● What the task asks
Read the records and write them out again exactly.

● Extracted data
— BEGIN —

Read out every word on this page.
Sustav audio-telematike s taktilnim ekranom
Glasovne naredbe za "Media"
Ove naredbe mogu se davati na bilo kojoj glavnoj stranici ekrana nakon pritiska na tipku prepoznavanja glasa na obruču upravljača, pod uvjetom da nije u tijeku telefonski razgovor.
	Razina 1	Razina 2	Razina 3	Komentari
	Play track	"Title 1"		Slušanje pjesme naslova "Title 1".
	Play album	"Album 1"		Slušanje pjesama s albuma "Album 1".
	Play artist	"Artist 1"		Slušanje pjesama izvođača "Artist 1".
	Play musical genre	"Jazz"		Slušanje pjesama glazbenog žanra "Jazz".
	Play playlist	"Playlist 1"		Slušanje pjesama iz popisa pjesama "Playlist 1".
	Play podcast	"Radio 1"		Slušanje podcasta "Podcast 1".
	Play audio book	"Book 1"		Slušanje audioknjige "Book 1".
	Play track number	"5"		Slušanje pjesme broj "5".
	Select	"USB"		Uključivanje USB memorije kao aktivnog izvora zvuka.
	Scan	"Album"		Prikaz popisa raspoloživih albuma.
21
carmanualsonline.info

— END —

● Output
Read out every word on this page.
Sustav audio-telematike s taktilnim ekranom
Glasovne naredbe za "Media"
Ove naredbe mogu se davati na bilo kojoj glavnoj stranici ekrana nakon pritiska na tipku prepoznavanja glasa na obruču upravljača, pod uvjetom da nije u tijeku telefonski razgovor.
	Razina 1	Razina 2	Razina 3	Komentari
	Play track	"Title 1"		Slušanje pjesme naslova "Title 1".
	Play album	"Album 1"		Slušanje pjesama s albuma "Album 1".
	Play artist	"Artist 1"		Slušanje pjesama izvođača "Artist 1".
	Play musical genre	"Jazz"		Slušanje pjesama glazbenog žanra "Jazz".
	Play playlist	"Playlist 1"		Slušanje pjesama iz popisa pjesama "Playlist 1".
	Play podcast	"Radio 1"		Slušanje podcasta "Podcast 1".
	Play audio book	"Book 1"		Slušanje audioknjige "Book 1".
	Play track number	"5"		Slušanje pjesme broj "5".
	Select	"USB"		Uključivanje USB memorije kao aktivnog izvora zvuka.
	Scan	"Album"		Prikaz popisa raspoloživih albuma.
21
carmanualsonline.info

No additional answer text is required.